## start RECORDS SUPPLIED
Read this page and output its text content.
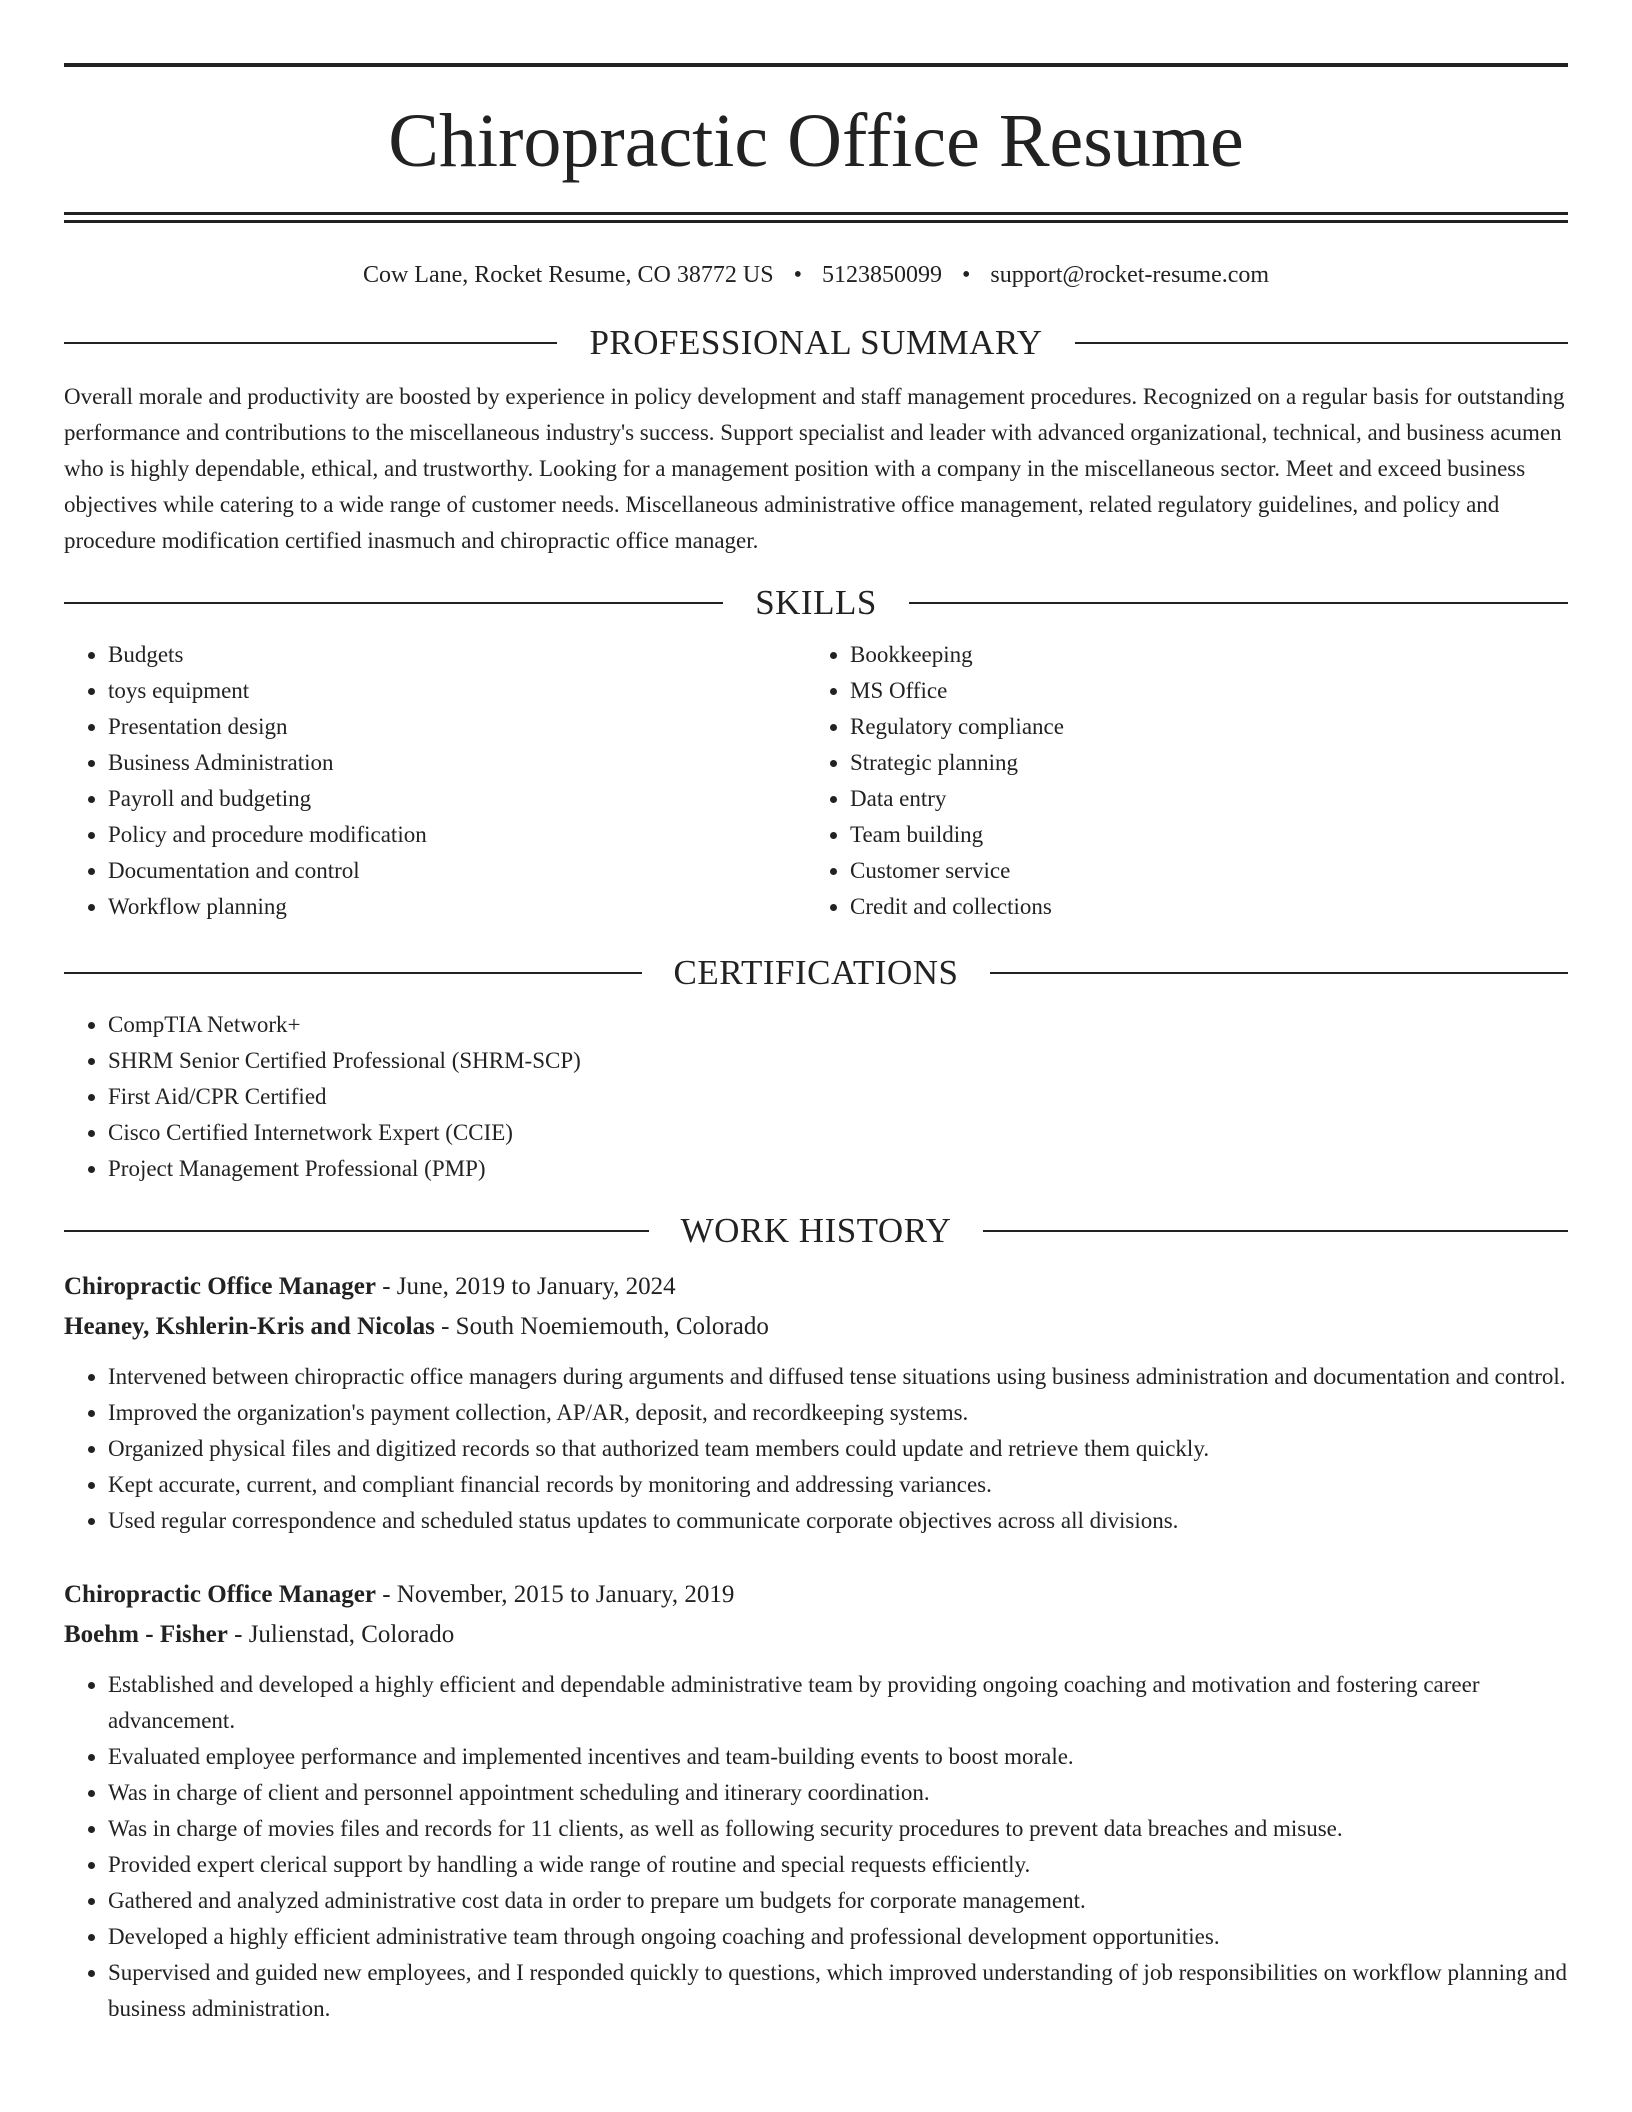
Chiropractic Office Resume
Cow Lane, Rocket Resume, CO 38772 US • 5123850099 • support@rocket-resume.com
PROFESSIONAL SUMMARY

Overall morale and productivity are boosted by experience in policy development and staff management procedures. Recognized on a regular basis for outstanding performance and contributions to the miscellaneous industry's success. Support specialist and leader with advanced organizational, technical, and business acumen who is highly dependable, ethical, and trustworthy. Looking for a management position with a company in the miscellaneous sector. Meet and exceed business objectives while catering to a wide range of customer needs. Miscellaneous administrative office management, related regulatory guidelines, and policy and procedure modification certified inasmuch and chiropractic office manager.

SKILLS
• Budgets
• toys equipment
• Presentation design
• Business Administration
• Payroll and budgeting
• Policy and procedure modification
• Documentation and control
• Workflow planning
• Bookkeeping
• MS Office
• Regulatory compliance
• Strategic planning
• Data entry
• Team building
• Customer service
• Credit and collections
CERTIFICATIONS
• CompTIA Network+
• SHRM Senior Certified Professional (SHRM-SCP)
• First Aid/CPR Certified
• Cisco Certified Internetwork Expert (CCIE)
• Project Management Professional (PMP)
WORK HISTORY
Chiropractic Office Manager - June, 2019 to January, 2024
Heaney, Kshlerin-Kris and Nicolas - South Noemiemouth, Colorado
• Intervened between chiropractic office managers during arguments and diffused tense situations using business administration and documentation and control.
• Improved the organization's payment collection, AP/AR, deposit, and recordkeeping systems.
• Organized physical files and digitized records so that authorized team members could update and retrieve them quickly.
• Kept accurate, current, and compliant financial records by monitoring and addressing variances.
• Used regular correspondence and scheduled status updates to communicate corporate objectives across all divisions.
Chiropractic Office Manager - November, 2015 to January, 2019
Boehm - Fisher - Julienstad, Colorado
• Established and developed a highly efficient and dependable administrative team by providing ongoing coaching and motivation and fostering career advancement.
• Evaluated employee performance and implemented incentives and team-building events to boost morale.
• Was in charge of client and personnel appointment scheduling and itinerary coordination.
• Was in charge of movies files and records for 11 clients, as well as following security procedures to prevent data breaches and misuse.
• Provided expert clerical support by handling a wide range of routine and special requests efficiently.
• Gathered and analyzed administrative cost data in order to prepare um budgets for corporate management.
• Developed a highly efficient administrative team through ongoing coaching and professional development opportunities.
• Supervised and guided new employees, and I responded quickly to questions, which improved understanding of job responsibilities on workflow planning and business administration.
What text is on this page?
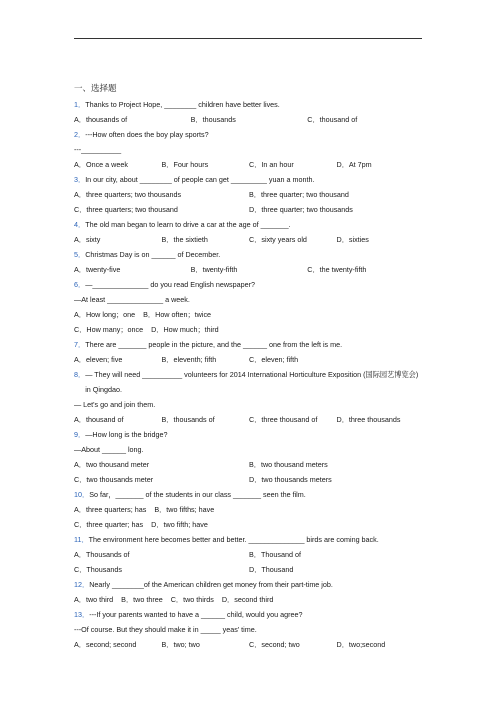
一、选择题
1． Thanks to Project Hope, ________ children have better lives.
A．thousands of	B．thousands	C．thousand of
2． ---How often does the boy play sports?
---__________
A．Once a week	B．Four hours	C．In an hour	D．At 7pm
3． In our city, about ________ of people can get _________ yuan a month.
A．three quarters; two thousands	B．three quarter; two thousand
C．three quarters; two thousand	D．three quarter; two thousands
4． The old man began to learn to drive a car at the age of _______.
A．sixty	B．the sixtieth	C．sixty years old	D．sixties
5． Christmas Day is on ______ of December.
A．twenty-five	B．twenty-fifth	C．the twenty-fifth
6． —______________ do you read English newspaper?
—At least ______________ a week.
A．How long；one B．How often；twice
C．How many；once D．How much；third
7． There are _______ people in the picture, and the ______ one from the left is me.
A．eleven; five	B．eleventh; fifth	C．eleven; fifth
8． — They will need __________ volunteers for 2014 International Horticulture Exposition (国际园艺博览会) in Qingdao.
— Let's go and join them.
A．thousand of	B．thousands of	C．three thousand of	D．three thousands
9． —How long is the bridge?
—About ______ long.
A．two thousand meter	B．two thousand meters
C．two thousands meter	D．two thousands meters
10． So far，_______ of the students in our class _______ seen the film.
A．three quarters; has B．two fifths; have
C．three quarter; has D．two fifth; have
11． The environment here becomes better and better. ______________ birds are coming back.
A．Thousands of	B．Thousand of
C．Thousands	D．Thousand
12． Nearly ________of the American children get money from their part-time job.
A．two third B．two three C．two thirds D．second third
13． ---If your parents wanted to have a ______ child, would you agree?
---Of course. But they should make it in _____ yeas' time.
A．second; second	B．two; two	C．second; two	D．two;second
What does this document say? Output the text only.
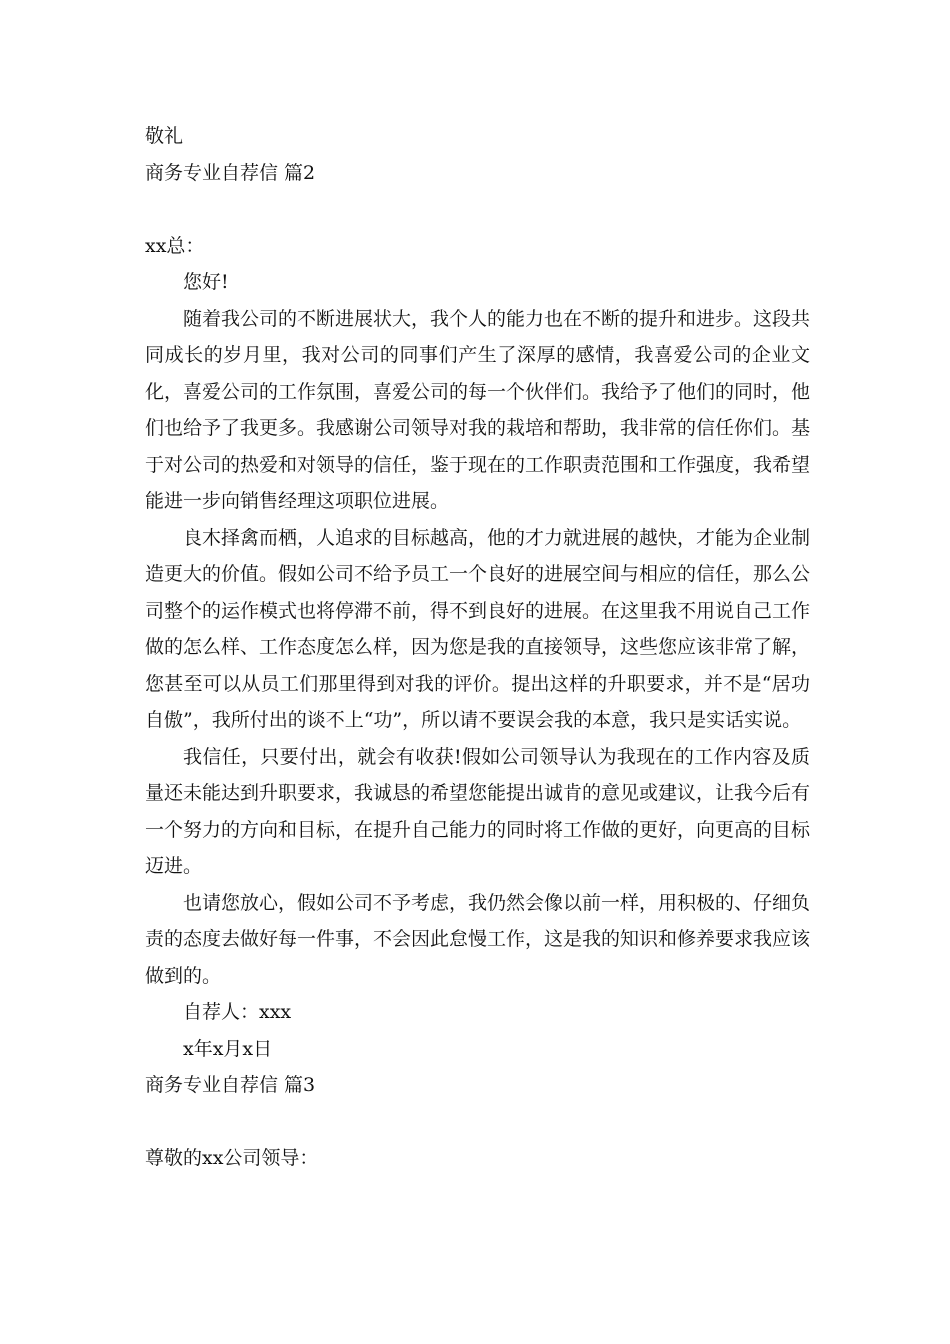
敬礼
商务专业自荐信 篇2
xx总：
您好!

随着我公司的不断进展状大，我个人的能力也在不断的提升和进步。这段共同成长的岁月里，我对公司的同事们产生了深厚的感情，我喜爱公司的企业文化，喜爱公司的工作氛围，喜爱公司的每一个伙伴们。我给予了他们的同时，他们也给予了我更多。我感谢公司领导对我的栽培和帮助，我非常的信任你们。基于对公司的热爱和对领导的信任，鉴于现在的工作职责范围和工作强度，我希望能进一步向销售经理这项职位进展。

良木择禽而栖，人追求的目标越高，他的才力就进展的越快，才能为企业制造更大的价值。假如公司不给予员工一个良好的进展空间与相应的信任，那么公司整个的运作模式也将停滞不前，得不到良好的进展。在这里我不用说自己工作做的怎么样、工作态度怎么样，因为您是我的直接领导，这些您应该非常了解，您甚至可以从员工们那里得到对我的评价。提出这样的升职要求，并不是“居功自傲”，我所付出的谈不上“功”，所以请不要误会我的本意，我只是实话实说。

我信任，只要付出，就会有收获!假如公司领导认为我现在的工作内容及质量还未能达到升职要求，我诚恳的希望您能提出诚肯的意见或建议，让我今后有一个努力的方向和目标，在提升自己能力的同时将工作做的更好，向更高的目标迈进。

也请您放心，假如公司不予考虑，我仍然会像以前一样，用积极的、仔细负责的态度去做好每一件事，不会因此怠慢工作，这是我的知识和修养要求我应该做到的。

自荐人：xxx
x年x月x日
商务专业自荐信 篇3
尊敬的xx公司领导：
## end RECORDS SUPPLIED
## BRIEF
Filter the entries above down to the lines containing the word "corporate".

## CORRECT ANSWER
• Used regular correspondence and scheduled status updates to communicate corporate objectives across all divisions.
• Gathered and analyzed administrative cost data in order to prepare um budgets for corporate management.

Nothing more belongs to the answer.